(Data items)
---------------

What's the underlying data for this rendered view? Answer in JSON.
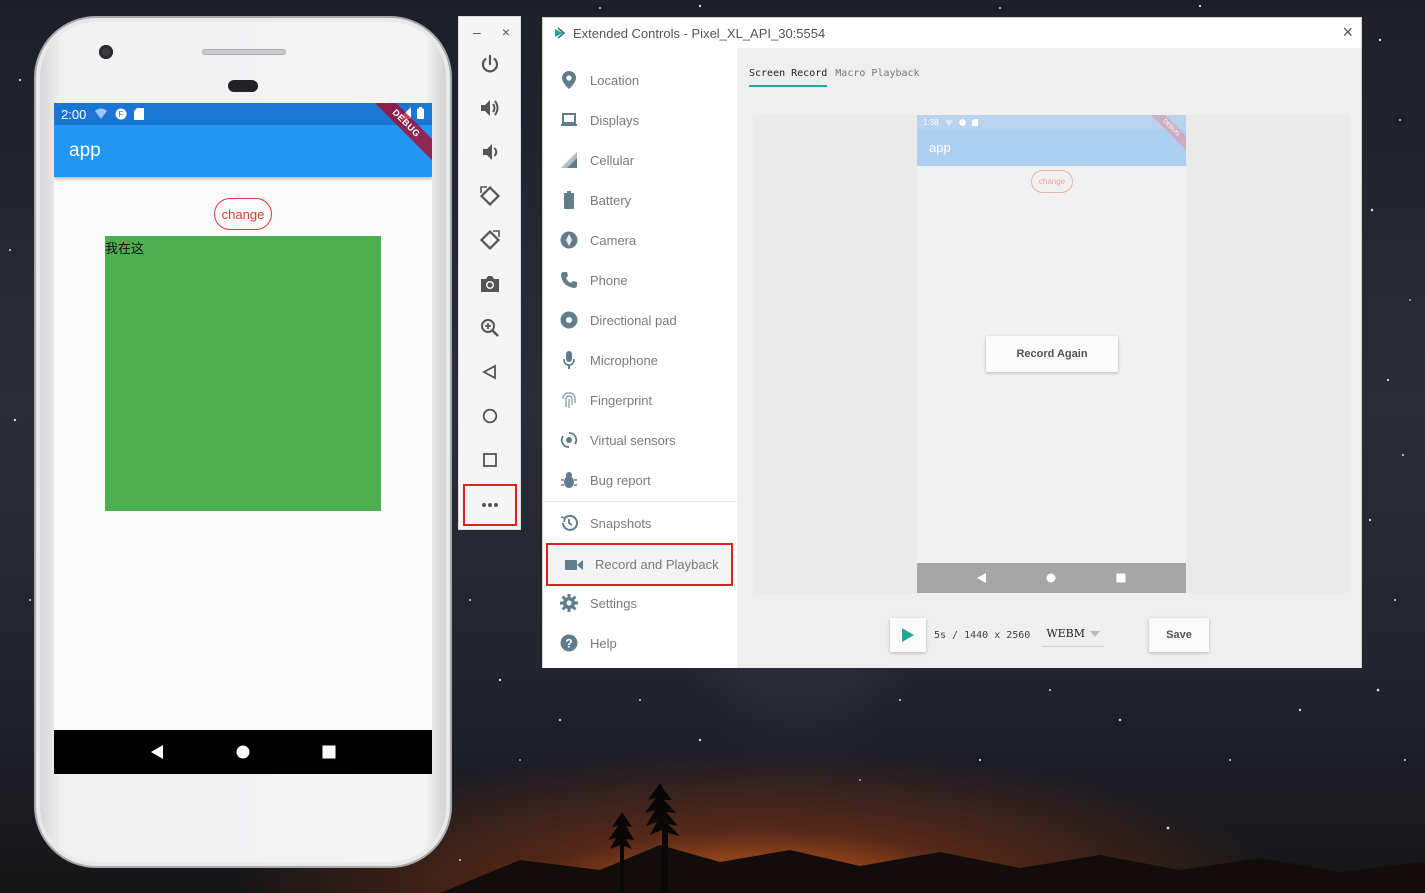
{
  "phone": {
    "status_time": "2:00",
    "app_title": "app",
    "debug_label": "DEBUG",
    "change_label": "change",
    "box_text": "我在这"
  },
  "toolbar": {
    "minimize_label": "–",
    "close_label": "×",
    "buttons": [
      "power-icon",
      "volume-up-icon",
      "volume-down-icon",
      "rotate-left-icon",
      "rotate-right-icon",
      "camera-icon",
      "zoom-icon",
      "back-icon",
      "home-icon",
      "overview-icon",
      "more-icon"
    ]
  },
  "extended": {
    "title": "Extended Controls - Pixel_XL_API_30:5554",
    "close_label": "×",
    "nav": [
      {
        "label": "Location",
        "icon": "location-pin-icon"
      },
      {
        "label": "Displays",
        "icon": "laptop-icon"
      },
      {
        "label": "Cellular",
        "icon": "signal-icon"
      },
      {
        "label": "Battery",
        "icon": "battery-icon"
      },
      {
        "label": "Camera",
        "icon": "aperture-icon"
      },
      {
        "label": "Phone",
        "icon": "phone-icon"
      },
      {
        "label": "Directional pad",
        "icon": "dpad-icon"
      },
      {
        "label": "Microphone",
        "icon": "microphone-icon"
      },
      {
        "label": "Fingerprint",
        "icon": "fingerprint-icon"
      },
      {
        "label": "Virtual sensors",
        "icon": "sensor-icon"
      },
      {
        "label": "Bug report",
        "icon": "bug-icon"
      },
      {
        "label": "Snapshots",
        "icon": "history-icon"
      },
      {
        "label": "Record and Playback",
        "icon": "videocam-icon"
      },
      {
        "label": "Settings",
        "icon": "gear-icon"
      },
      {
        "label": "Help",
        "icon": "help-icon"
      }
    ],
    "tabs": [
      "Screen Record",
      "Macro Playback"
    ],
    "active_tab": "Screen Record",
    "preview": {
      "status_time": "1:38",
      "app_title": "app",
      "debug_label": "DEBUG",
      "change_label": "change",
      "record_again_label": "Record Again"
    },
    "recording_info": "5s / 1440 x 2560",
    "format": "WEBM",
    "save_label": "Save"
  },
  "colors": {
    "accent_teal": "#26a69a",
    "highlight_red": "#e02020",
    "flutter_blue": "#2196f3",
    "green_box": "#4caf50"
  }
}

---------------

» SET EXERCISE: Using the records above, find and show each line with the string "change".

» ANSWER TO THE PROBLEM:
    "change_label": "change",
      "change_label": "change",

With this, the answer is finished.